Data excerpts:

·····

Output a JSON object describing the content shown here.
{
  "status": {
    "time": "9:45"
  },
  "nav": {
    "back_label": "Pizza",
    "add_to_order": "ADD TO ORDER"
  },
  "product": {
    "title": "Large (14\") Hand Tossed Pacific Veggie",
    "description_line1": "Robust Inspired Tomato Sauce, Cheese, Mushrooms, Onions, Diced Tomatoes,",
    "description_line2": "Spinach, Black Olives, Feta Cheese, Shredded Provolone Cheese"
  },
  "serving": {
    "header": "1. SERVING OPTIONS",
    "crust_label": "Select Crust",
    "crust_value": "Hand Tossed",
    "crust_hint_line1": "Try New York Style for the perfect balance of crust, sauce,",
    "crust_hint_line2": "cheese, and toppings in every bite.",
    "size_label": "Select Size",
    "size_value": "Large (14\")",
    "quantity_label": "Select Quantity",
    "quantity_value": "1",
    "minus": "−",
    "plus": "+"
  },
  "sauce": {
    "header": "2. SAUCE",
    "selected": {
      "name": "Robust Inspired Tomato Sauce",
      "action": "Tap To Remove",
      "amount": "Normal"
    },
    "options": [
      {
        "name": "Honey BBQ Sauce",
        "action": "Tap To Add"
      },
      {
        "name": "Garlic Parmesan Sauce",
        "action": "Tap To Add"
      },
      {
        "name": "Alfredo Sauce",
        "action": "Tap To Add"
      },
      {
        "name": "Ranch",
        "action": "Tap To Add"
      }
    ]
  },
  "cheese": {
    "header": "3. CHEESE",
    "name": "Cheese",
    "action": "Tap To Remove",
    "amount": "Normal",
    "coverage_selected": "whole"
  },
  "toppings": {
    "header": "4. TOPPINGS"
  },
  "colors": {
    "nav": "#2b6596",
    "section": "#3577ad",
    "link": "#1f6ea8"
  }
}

·····

EXERCISE PROMPT: Copy out all of the records shown above exactly.

SOLVED PROBLEM:
Output a JSON object describing the content shown here.
{
  "status": {
    "time": "9:45"
  },
  "nav": {
    "back_label": "Pizza",
    "add_to_order": "ADD TO ORDER"
  },
  "product": {
    "title": "Large (14\") Hand Tossed Pacific Veggie",
    "description_line1": "Robust Inspired Tomato Sauce, Cheese, Mushrooms, Onions, Diced Tomatoes,",
    "description_line2": "Spinach, Black Olives, Feta Cheese, Shredded Provolone Cheese"
  },
  "serving": {
    "header": "1. SERVING OPTIONS",
    "crust_label": "Select Crust",
    "crust_value": "Hand Tossed",
    "crust_hint_line1": "Try New York Style for the perfect balance of crust, sauce,",
    "crust_hint_line2": "cheese, and toppings in every bite.",
    "size_label": "Select Size",
    "size_value": "Large (14\")",
    "quantity_label": "Select Quantity",
    "quantity_value": "1",
    "minus": "−",
    "plus": "+"
  },
  "sauce": {
    "header": "2. SAUCE",
    "selected": {
      "name": "Robust Inspired Tomato Sauce",
      "action": "Tap To Remove",
      "amount": "Normal"
    },
    "options": [
      {
        "name": "Honey BBQ Sauce",
        "action": "Tap To Add"
      },
      {
        "name": "Garlic Parmesan Sauce",
        "action": "Tap To Add"
      },
      {
        "name": "Alfredo Sauce",
        "action": "Tap To Add"
      },
      {
        "name": "Ranch",
        "action": "Tap To Add"
      }
    ]
  },
  "cheese": {
    "header": "3. CHEESE",
    "name": "Cheese",
    "action": "Tap To Remove",
    "amount": "Normal",
    "coverage_selected": "whole"
  },
  "toppings": {
    "header": "4. TOPPINGS"
  },
  "colors": {
    "nav": "#2b6596",
    "section": "#3577ad",
    "link": "#1f6ea8"
  }
}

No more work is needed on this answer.